> [WHAT IS EXPECTED]
Collect all the lines that mention the word "συμφωνίαι".

(Data extracted from a collection)
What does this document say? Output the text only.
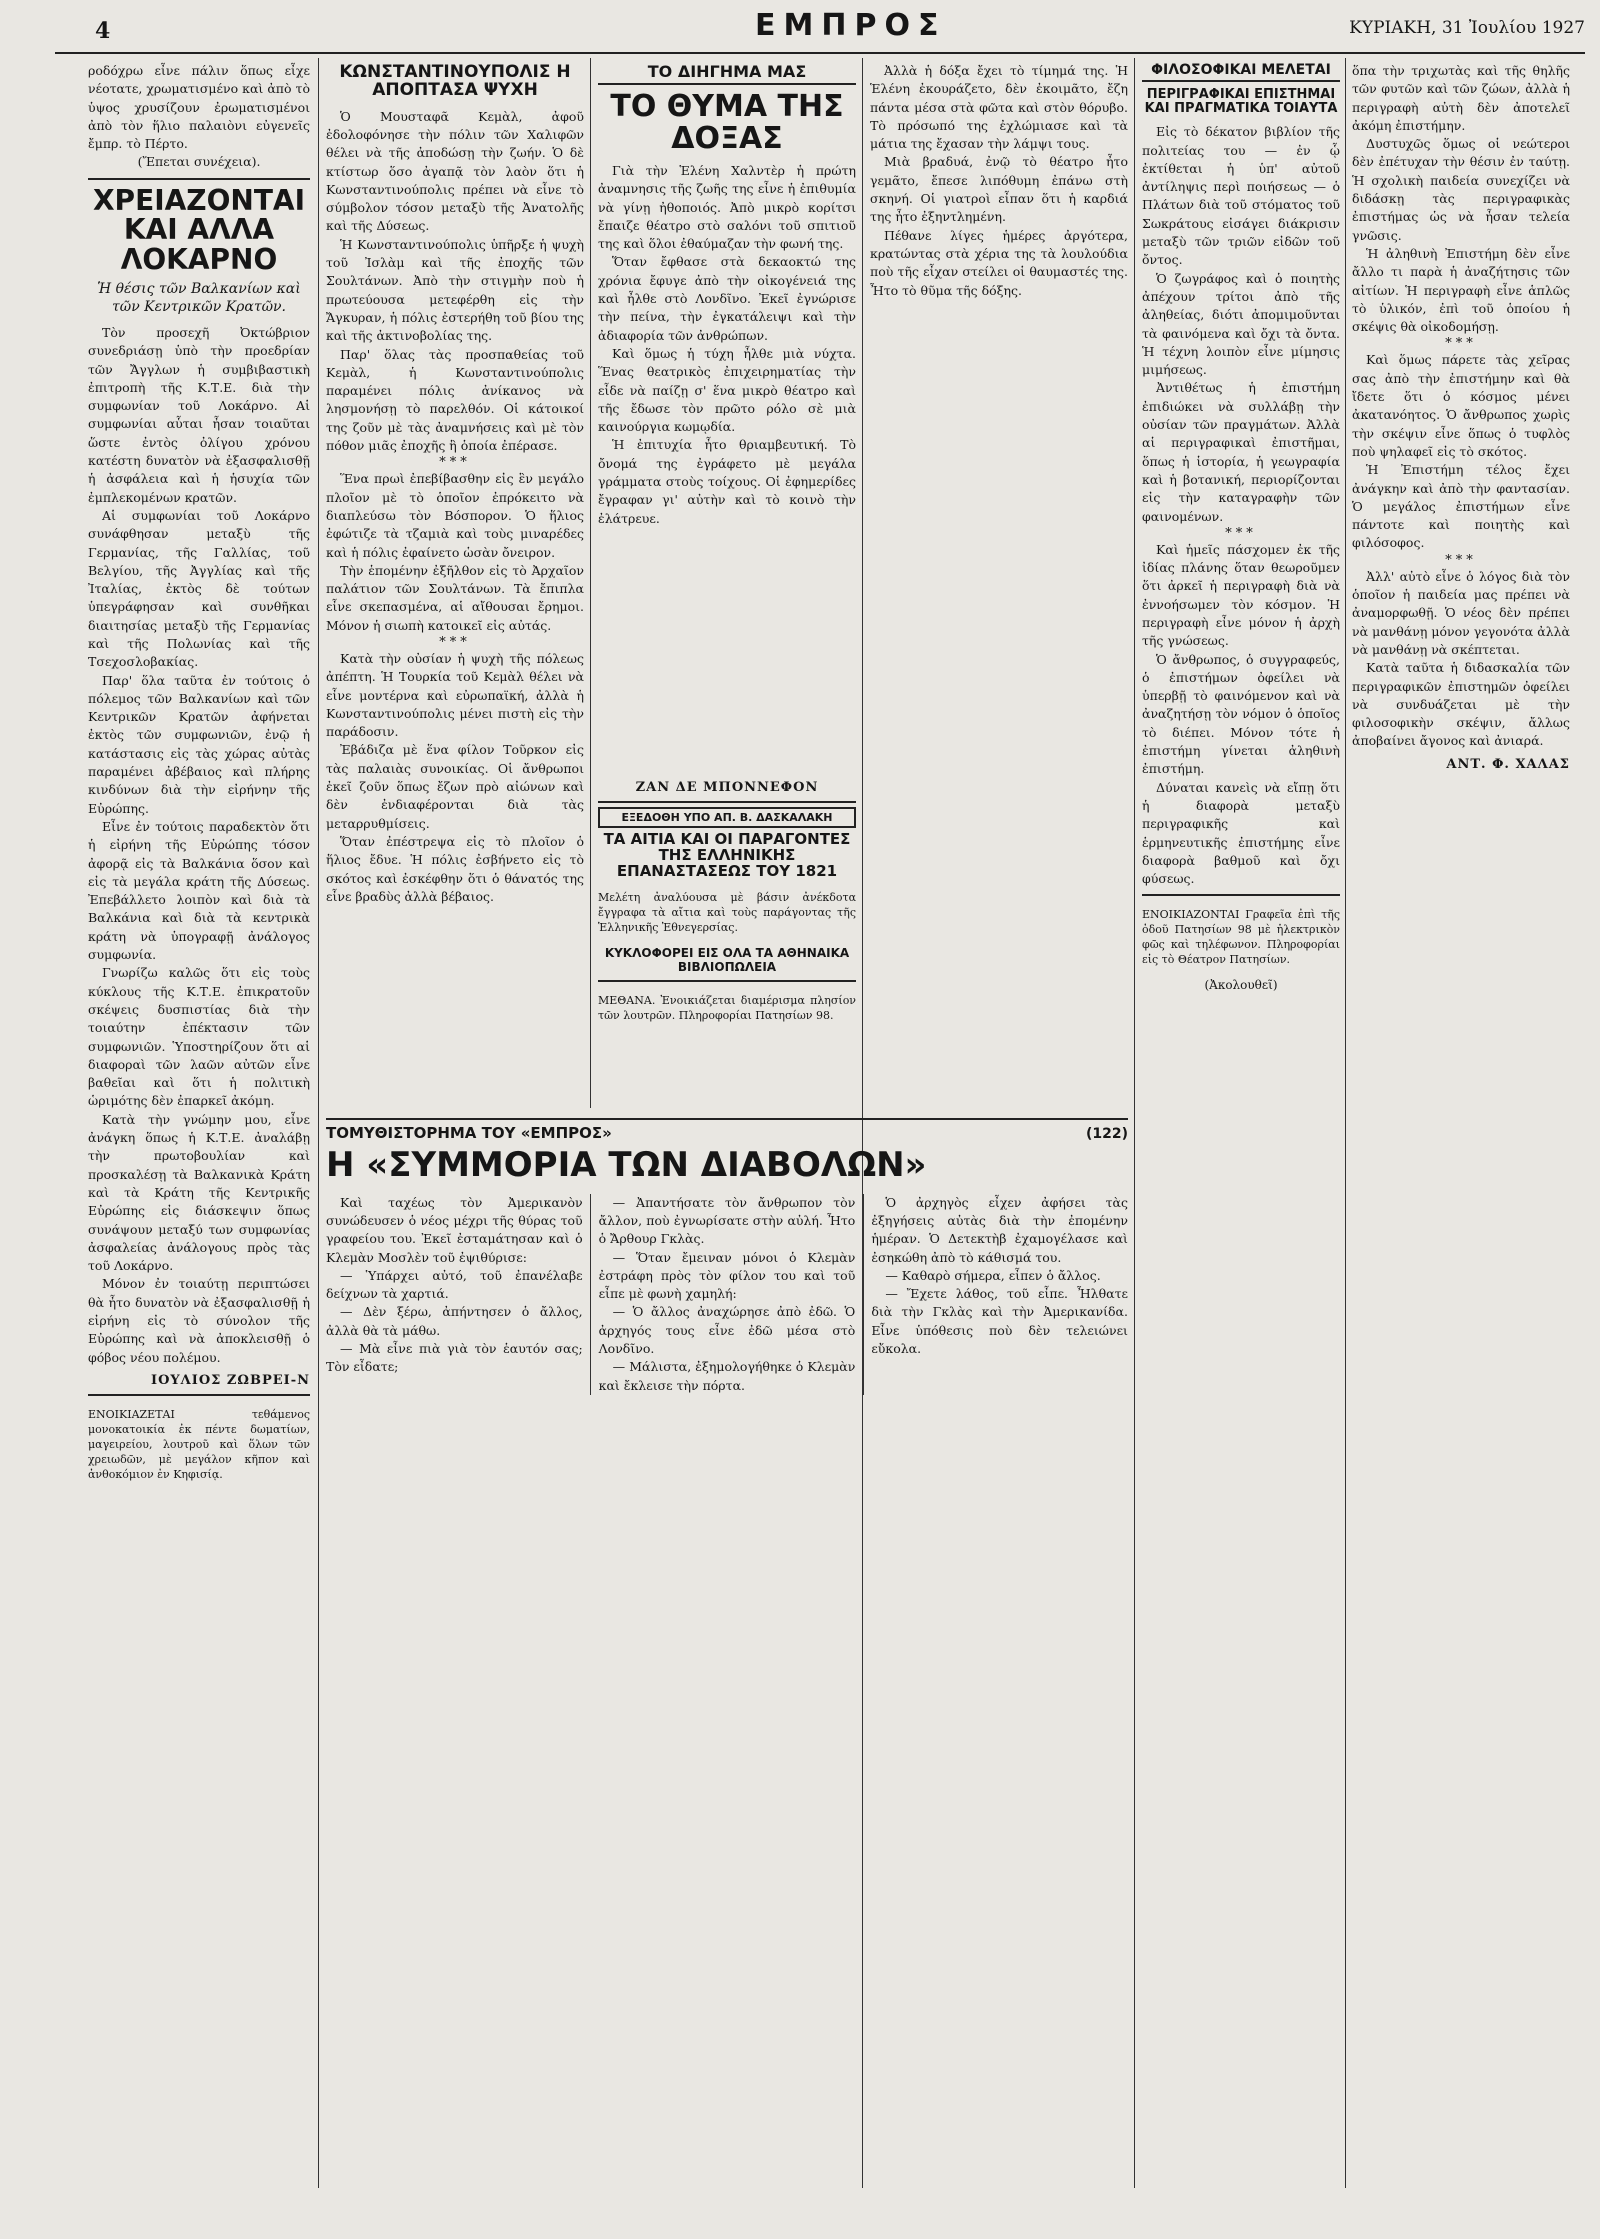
4	ΕΜΠΡΟΣ	ΚΥΡΙΑΚΗ, 31 Ἰουλίου 1927

ροδόχρω εἶνε πάλιν ὅπως εἶχε νέοτατε, χρωματισμένο καὶ ἀπὸ τὸ ὑψος χρυσίζουν ἐρωματισμένοι ἀπὸ τὸν ἥλιο παλαιὸνι εὐγενεῖς ἔμπρ. τὸ Πέρτο.

(Ἔπεται συνέχεια).

ΧΡΕΙΑΖΟΝΤΑΙ ΚΑΙ ΑΛΛΑ ΛΟΚΑΡΝΟ
Ἡ θέσις τῶν Βαλκανίων καὶ τῶν Κεντρικῶν Κρατῶν.

Τὸν προσεχῆ Ὀκτώβριον συνεδριάσῃ ὑπὸ τὴν προεδρίαν τῶν Ἄγγλων ἡ συμβιβαστικὴ ἐπιτροπὴ τῆς Κ.Τ.Ε. διὰ τὴν συμφωνίαν τοῦ Λοκάρνο. Αἱ συμφωνίαι αὗται ἦσαν τοιαῦται ὥστε ἐντὸς ὀλίγου χρόνου κατέστη δυνατὸν νὰ ἐξασφαλισθῇ ἡ ἀσφάλεια καὶ ἡ ἡσυχία τῶν ἐμπλεκομένων κρατῶν.

Αἱ συμφωνίαι τοῦ Λοκάρνο συνάφθησαν μεταξὺ τῆς Γερμανίας, τῆς Γαλλίας, τοῦ Βελγίου, τῆς Ἀγγλίας καὶ τῆς Ἰταλίας, ἐκτὸς δὲ τούτων ὑπεγράφησαν καὶ συνθῆκαι διαιτησίας μεταξὺ τῆς Γερμανίας καὶ τῆς Πολωνίας καὶ τῆς Τσεχοσλοβακίας.

Παρ' ὅλα ταῦτα ἐν τούτοις ὁ πόλεμος τῶν Βαλκανίων καὶ τῶν Κεντρικῶν Κρατῶν ἀφήνεται ἐκτὸς τῶν συμφωνιῶν, ἐνῷ ἡ κατάστασις εἰς τὰς χώρας αὐτὰς παραμένει ἀβέβαιος καὶ πλήρης κινδύνων διὰ τὴν εἰρήνην τῆς Εὐρώπης.

Εἶνε ἐν τούτοις παραδεκτὸν ὅτι ἡ εἰρήνη τῆς Εὐρώπης τόσον ἀφορᾷ εἰς τὰ Βαλκάνια ὅσον καὶ εἰς τὰ μεγάλα κράτη τῆς Δύσεως. Ἐπεβάλλετο λοιπὸν καὶ διὰ τὰ Βαλκάνια καὶ διὰ τὰ κεντρικὰ κράτη νὰ ὑπογραφῇ ἀνάλογος συμφωνία.

Γνωρίζω καλῶς ὅτι εἰς τοὺς κύκλους τῆς Κ.Τ.Ε. ἐπικρατοῦν σκέψεις δυσπιστίας διὰ τὴν τοιαύτην ἐπέκτασιν τῶν συμφωνιῶν. Ὑποστηρίζουν ὅτι αἱ διαφοραὶ τῶν λαῶν αὐτῶν εἶνε βαθεῖαι καὶ ὅτι ἡ πολιτικὴ ὡριμότης δὲν ἐπαρκεῖ ἀκόμη.

Κατὰ τὴν γνώμην μου, εἶνε ἀνάγκη ὅπως ἡ Κ.Τ.Ε. ἀναλάβῃ τὴν πρωτοβουλίαν καὶ προσκαλέσῃ τὰ Βαλκανικὰ Κράτη καὶ τὰ Κράτη τῆς Κεντρικῆς Εὐρώπης εἰς διάσκεψιν ὅπως συνάψουν μεταξύ των συμφωνίας ἀσφαλείας ἀνάλογους πρὸς τὰς τοῦ Λοκάρνο.

Μόνον ἐν τοιαύτῃ περιπτώσει θὰ ἦτο δυνατὸν νὰ ἐξασφαλισθῇ ἡ εἰρήνη εἰς τὸ σύνολον τῆς Εὐρώπης καὶ νὰ ἀποκλεισθῇ ὁ φόβος νέου πολέμου.

ΙΟΥΛΙΟΣ ΖΩΒΡΕΙ-Ν

ΕΝΟΙΚΙΑΖΕΤΑΙ τεθάμενος μονοκατοικία ἐκ πέντε δωματίων, μαγειρείου, λουτροῦ καὶ ὅλων τῶν χρειωδῶν, μὲ μεγάλον κῆπον καὶ ἀνθοκόμιον ἐν Κηφισίᾳ.

ΚΩΝΣΤΑΝΤΙΝΟΥΠΟΛΙΣ Η ΑΠΟΠΤΑΣΑ ΨΥΧΗ

Ὁ Μουσταφᾶ Κεμὰλ, ἀφοῦ ἐδολοφόνησε τὴν πόλιν τῶν Χαλιφῶν θέλει νὰ τῆς ἀποδώσῃ τὴν ζωήν. Ὁ δὲ κτίστωρ ὅσο ἀγαπᾷ τὸν λαὸν ὅτι ἡ Κωνσταντινούπολις πρέπει νὰ εἶνε τὸ σύμβολον τόσον μεταξὺ τῆς Ἀνατολῆς καὶ τῆς Δύσεως.

Ἡ Κωνσταντινούπολις ὑπῆρξε ἡ ψυχὴ τοῦ Ἰσλὰμ καὶ τῆς ἐποχῆς τῶν Σουλτάνων. Ἀπὸ τὴν στιγμὴν ποὺ ἡ πρωτεύουσα μετεφέρθη εἰς τὴν Ἄγκυραν, ἡ πόλις ἐστερήθη τοῦ βίου της καὶ τῆς ἀκτινοβολίας της.

Παρ' ὅλας τὰς προσπαθείας τοῦ Κεμὰλ, ἡ Κωνσταντινούπολις παραμένει πόλις ἀνίκανος νὰ λησμονήσῃ τὸ παρελθόν. Οἱ κάτοικοί της ζοῦν μὲ τὰς ἀναμνήσεις καὶ μὲ τὸν πόθον μιᾶς ἐποχῆς ἣ ὁποία ἐπέρασε.

***

Ἕνα πρωὶ ἐπεβίβασθην εἰς ἓν μεγάλο πλοῖον μὲ τὸ ὁποῖον ἐπρόκειτο νὰ διαπλεύσω τὸν Βόσπορον. Ὁ ἥλιος ἐφώτιζε τὰ τζαμιὰ καὶ τοὺς μιναρέδες καὶ ἡ πόλις ἐφαίνετο ὡσὰν ὄνειρον.

Τὴν ἑπομένην ἐξῆλθον εἰς τὸ Ἀρχαῖον παλάτιον τῶν Σουλτάνων. Τὰ ἔπιπλα εἶνε σκεπασμένα, αἱ αἴθουσαι ἔρημοι. Μόνον ἡ σιωπὴ κατοικεῖ εἰς αὐτάς.

***

Κατὰ τὴν οὐσίαν ἡ ψυχὴ τῆς πόλεως ἀπέπτη. Ἡ Τουρκία τοῦ Κεμὰλ θέλει νὰ εἶνε μοντέρνα καὶ εὐρωπαϊκή, ἀλλὰ ἡ Κωνσταντινούπολις μένει πιστὴ εἰς τὴν παράδοσιν.

Ἐβάδιζα μὲ ἕνα φίλον Τοῦρκον εἰς τὰς παλαιὰς συνοικίας. Οἱ ἄνθρωποι ἐκεῖ ζοῦν ὅπως ἔζων πρὸ αἰώνων καὶ δὲν ἐνδιαφέρονται διὰ τὰς μεταρρυθμίσεις.

Ὅταν ἐπέστρεψα εἰς τὸ πλοῖον ὁ ἥλιος ἔδυε. Ἡ πόλις ἐσβήνετο εἰς τὸ σκότος καὶ ἐσκέφθην ὅτι ὁ θάνατός της εἶνε βραδὺς ἀλλὰ βέβαιος.

ΖΑΝ ΔΕ ΜΠΟΝΝΕΦΟΝ
ΕΞΕΔΟΘΗ ΥΠΟ ΑΠ. Β. ΔΑΣΚΑΛΑΚΗ
ΤΑ ΑΙΤΙΑ ΚΑΙ ΟΙ ΠΑΡΑΓΟΝΤΕΣ ΤΗΣ ΕΛΛΗΝΙΚΗΣ ΕΠΑΝΑΣΤΑΣΕΩΣ ΤΟΥ 1821

Μελέτη ἀναλύουσα μὲ βάσιν ἀνέκδοτα ἔγγραφα τὰ αἴτια καὶ τοὺς παράγοντας τῆς Ἑλληνικῆς Ἐθνεγερσίας.

ΚΥΚΛΟΦΟΡΕΙ ΕΙΣ ΟΛΑ ΤΑ ΑΘΗΝΑΙΚΑ ΒΙΒΛΙΟΠΩΛΕΙΑ

ΜΕΘΑΝΑ. Ἐνοικιάζεται διαμέρισμα πλησίον τῶν λουτρῶν. Πληροφορίαι Πατησίων 98.

ΤΟ ΔΙΗΓΗΜΑ ΜΑΣ
ΤΟ ΘΥΜΑ ΤΗΣ ΔΟΞΑΣ

Γιὰ τὴν Ἑλένη Χαλντὲρ ἡ πρώτη ἀναμνησις τῆς ζωῆς της εἶνε ἡ ἐπιθυμία νὰ γίνῃ ἠθοποιός. Ἀπὸ μικρὸ κορίτσι ἔπαιζε θέατρο στὸ σαλόνι τοῦ σπιτιοῦ της καὶ ὅλοι ἐθαύμαζαν τὴν φωνή της.

Ὅταν ἔφθασε στὰ δεκαοκτώ της χρόνια ἔφυγε ἀπὸ τὴν οἰκογένειά της καὶ ἦλθε στὸ Λονδῖνο. Ἐκεῖ ἐγνώρισε τὴν πείνα, τὴν ἐγκατάλειψι καὶ τὴν ἀδιαφορία τῶν ἀνθρώπων.

Καὶ ὅμως ἡ τύχη ἦλθε μιὰ νύχτα. Ἕνας θεατρικὸς ἐπιχειρηματίας τὴν εἶδε νὰ παίζῃ σ' ἕνα μικρὸ θέατρο καὶ τῆς ἔδωσε τὸν πρῶτο ρόλο σὲ μιὰ καινούργια κωμῳδία.

Ἡ ἐπιτυχία ἦτο θριαμβευτική. Τὸ ὄνομά της ἐγράφετο μὲ μεγάλα γράμματα στοὺς τοίχους. Οἱ ἐφημερίδες ἔγραφαν γι' αὐτὴν καὶ τὸ κοινὸ τὴν ἐλάτρευε.

Ἀλλὰ ἡ δόξα ἔχει τὸ τίμημά της. Ἡ Ἑλένη ἐκουράζετο, δὲν ἐκοιμᾶτο, ἔζη πάντα μέσα στὰ φῶτα καὶ στὸν θόρυβο. Τὸ πρόσωπό της ἐχλώμιασε καὶ τὰ μάτια της ἔχασαν τὴν λάμψι τους.

Μιὰ βραδυά, ἐνῷ τὸ θέατρο ἦτο γεμᾶτο, ἔπεσε λιπόθυμη ἐπάνω στὴ σκηνή. Οἱ γιατροὶ εἶπαν ὅτι ἡ καρδιά της ἦτο ἐξηντλημένη.

Πέθανε λίγες ἡμέρες ἀργότερα, κρατώντας στὰ χέρια της τὰ λουλούδια ποὺ τῆς εἶχαν στείλει οἱ θαυμαστές της. Ἦτο τὸ θῦμα τῆς δόξης.

ΤΟΜΥΘΙΣΤΟΡΗΜΑ ΤΟΥ «ΕΜΠΡΟΣ»	(122)
Η «ΣΥΜΜΟΡΙΑ ΤΩΝ ΔΙΑΒΟΛΩΝ»

Καὶ ταχέως τὸν Ἀμερικανὸν συνώδευσεν ὁ νέος μέχρι τῆς θύρας τοῦ γραφείου του. Ἐκεῖ ἐσταμάτησαν καὶ ὁ Κλεμὰν Μοσλὲν τοῦ ἐψιθύρισε:

— Ὑπάρχει αὐτό, τοῦ ἐπανέλαβε δείχνων τὰ χαρτιά.

— Δὲν ξέρω, ἀπήντησεν ὁ ἄλλος, ἀλλὰ θὰ τὰ μάθω.

— Μὰ εἶνε πιὰ γιὰ τὸν ἑαυτόν σας; Τὸν εἶδατε;

— Ἀπαντήσατε τὸν ἄνθρωπον τὸν ἄλλον, ποὺ ἐγνωρίσατε στὴν αὐλή. Ἦτο ὁ Ἄρθουρ Γκλὰς.

— Ὅταν ἔμειναν μόνοι ὁ Κλεμὰν ἐστράφη πρὸς τὸν φίλον του καὶ τοῦ εἶπε μὲ φωνὴ χαμηλή:

— Ὁ ἄλλος ἀναχώρησε ἀπὸ ἐδῶ. Ὁ ἀρχηγός τους εἶνε ἐδῶ μέσα στὸ Λονδῖνο.

— Μάλιστα, ἐξημολογήθηκε ὁ Κλεμὰν καὶ ἔκλεισε τὴν πόρτα.

Ὁ ἀρχηγὸς εἶχεν ἀφήσει τὰς ἐξηγήσεις αὐτὰς διὰ τὴν ἐπομένην ἡμέραν. Ὁ Δετεκτὴβ ἐχαμογέλασε καὶ ἐσηκώθη ἀπὸ τὸ κάθισμά του.

— Καθαρὸ σήμερα, εἶπεν ὁ ἄλλος.

— Ἔχετε λάθος, τοῦ εἶπε. Ἦλθατε διὰ τὴν Γκλὰς καὶ τὴν Ἀμερικανίδα. Εἶνε ὑπόθεσις ποὺ δὲν τελειώνει εὔκολα.

ΦΙΛΟΣΟΦΙΚΑΙ ΜΕΛΕΤΑΙ
ΠΕΡΙΓΡΑΦΙΚΑΙ ΕΠΙΣΤΗΜΑΙ ΚΑΙ ΠΡΑΓΜΑΤΙΚΑ ΤΟΙΑΥΤΑ

Εἰς τὸ δέκατον βιβλίον τῆς πολιτείας του — ἐν ᾧ ἐκτίθεται ἡ ὑπ' αὐτοῦ ἀντίληψις περὶ ποιήσεως — ὁ Πλάτων διὰ τοῦ στόματος τοῦ Σωκράτους εἰσάγει διάκρισιν μεταξὺ τῶν τριῶν εἰδῶν τοῦ ὄντος.

Ὁ ζωγράφος καὶ ὁ ποιητὴς ἀπέχουν τρίτοι ἀπὸ τῆς ἀληθείας, διότι ἀπομιμοῦνται τὰ φαινόμενα καὶ ὄχι τὰ ὄντα. Ἡ τέχνη λοιπὸν εἶνε μίμησις μιμήσεως.

Ἀντιθέτως ἡ ἐπιστήμη ἐπιδιώκει νὰ συλλάβῃ τὴν οὐσίαν τῶν πραγμάτων. Ἀλλὰ αἱ περιγραφικαὶ ἐπιστῆμαι, ὅπως ἡ ἱστορία, ἡ γεωγραφία καὶ ἡ βοτανική, περιορίζονται εἰς τὴν καταγραφὴν τῶν φαινομένων.

***

Καὶ ἡμεῖς πάσχομεν ἐκ τῆς ἰδίας πλάνης ὅταν θεωροῦμεν ὅτι ἀρκεῖ ἡ περιγραφὴ διὰ νὰ ἐννοήσωμεν τὸν κόσμον. Ἡ περιγραφὴ εἶνε μόνον ἡ ἀρχὴ τῆς γνώσεως.

Ὁ ἄνθρωπος, ὁ συγγραφεύς, ὁ ἐπιστήμων ὀφείλει νὰ ὑπερβῇ τὸ φαινόμενον καὶ νὰ ἀναζητήσῃ τὸν νόμον ὁ ὁποῖος τὸ διέπει. Μόνον τότε ἡ ἐπιστήμη γίνεται ἀληθινὴ ἐπιστήμη.

Δύναται κανεὶς νὰ εἴπῃ ὅτι ἡ διαφορὰ μεταξὺ περιγραφικῆς καὶ ἑρμηνευτικῆς ἐπιστήμης εἶνε διαφορὰ βαθμοῦ καὶ ὄχι φύσεως.

ΕΝΟΙΚΙΑΖΟΝΤΑΙ Γραφεῖα ἐπὶ τῆς ὁδοῦ Πατησίων 98 μὲ ἡλεκτρικὸν φῶς καὶ τηλέφωνον. Πληροφορίαι εἰς τὸ Θέατρον Πατησίων.

(Ἀκολουθεῖ)

ὅπα τὴν τριχωτὰς καὶ τῆς θηλῆς τῶν φυτῶν καὶ τῶν ζώων, ἀλλὰ ἡ περιγραφὴ αὐτὴ δὲν ἀποτελεῖ ἀκόμη ἐπιστήμην.

Δυστυχῶς ὅμως οἱ νεώτεροι δὲν ἐπέτυχαν τὴν θέσιν ἐν ταύτῃ. Ἡ σχολικὴ παιδεία συνεχίζει νὰ διδάσκῃ τὰς περιγραφικὰς ἐπιστήμας ὡς νὰ ἦσαν τελεία γνῶσις.

Ἡ ἀληθινὴ Ἐπιστήμη δὲν εἶνε ἄλλο τι παρὰ ἡ ἀναζήτησις τῶν αἰτίων. Ἡ περιγραφὴ εἶνε ἁπλῶς τὸ ὑλικόν, ἐπὶ τοῦ ὁποίου ἡ σκέψις θὰ οἰκοδομήσῃ.

***

Καὶ ὅμως πάρετε τὰς χεῖρας σας ἀπὸ τὴν ἐπιστήμην καὶ θὰ ἴδετε ὅτι ὁ κόσμος μένει ἀκατανόητος. Ὁ ἄνθρωπος χωρὶς τὴν σκέψιν εἶνε ὅπως ὁ τυφλὸς ποὺ ψηλαφεῖ εἰς τὸ σκότος.

Ἡ Ἐπιστήμη τέλος ἔχει ἀνάγκην καὶ ἀπὸ τὴν φαντασίαν. Ὁ μεγάλος ἐπιστήμων εἶνε πάντοτε καὶ ποιητὴς καὶ φιλόσοφος.

***

Ἀλλ' αὐτὸ εἶνε ὁ λόγος διὰ τὸν ὁποῖον ἡ παιδεία μας πρέπει νὰ ἀναμορφωθῇ. Ὁ νέος δὲν πρέπει νὰ μανθάνῃ μόνον γεγονότα ἀλλὰ νὰ μανθάνῃ νὰ σκέπτεται.

Κατὰ ταῦτα ἡ διδασκαλία τῶν περιγραφικῶν ἐπιστημῶν ὀφείλει νὰ συνδυάζεται μὲ τὴν φιλοσοφικὴν σκέψιν, ἄλλως ἀποβαίνει ἄγονος καὶ ἀνιαρά.

ΑΝΤ. Φ. ΧΑΛΑΣ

> [WRITTEN RESPONSE]
Τὸν προσεχῆ Ὀκτώβριον συνεδριάσῃ ὑπὸ τὴν προεδρίαν τῶν Ἄγγλων ἡ συμβιβαστικὴ ἐπιτροπὴ τῆς Κ.Τ.Ε. διὰ τὴν συμφωνίαν τοῦ Λοκάρνο. Αἱ συμφωνίαι αὗται ἦσαν τοιαῦται ὥστε ἐντὸς ὀλίγου χρόνου κατέστη δυνατὸν νὰ ἐξασφαλισθῇ ἡ ἀσφάλεια καὶ ἡ ἡσυχία τῶν ἐμπλεκομένων κρατῶν.
Αἱ συμφωνίαι τοῦ Λοκάρνο συνάφθησαν μεταξὺ τῆς Γερμανίας, τῆς Γαλλίας, τοῦ Βελγίου, τῆς Ἀγγλίας καὶ τῆς Ἰταλίας, ἐκτὸς δὲ τούτων ὑπεγράφησαν καὶ συνθῆκαι διαιτησίας μεταξὺ τῆς Γερμανίας καὶ τῆς Πολωνίας καὶ τῆς Τσεχοσλοβακίας.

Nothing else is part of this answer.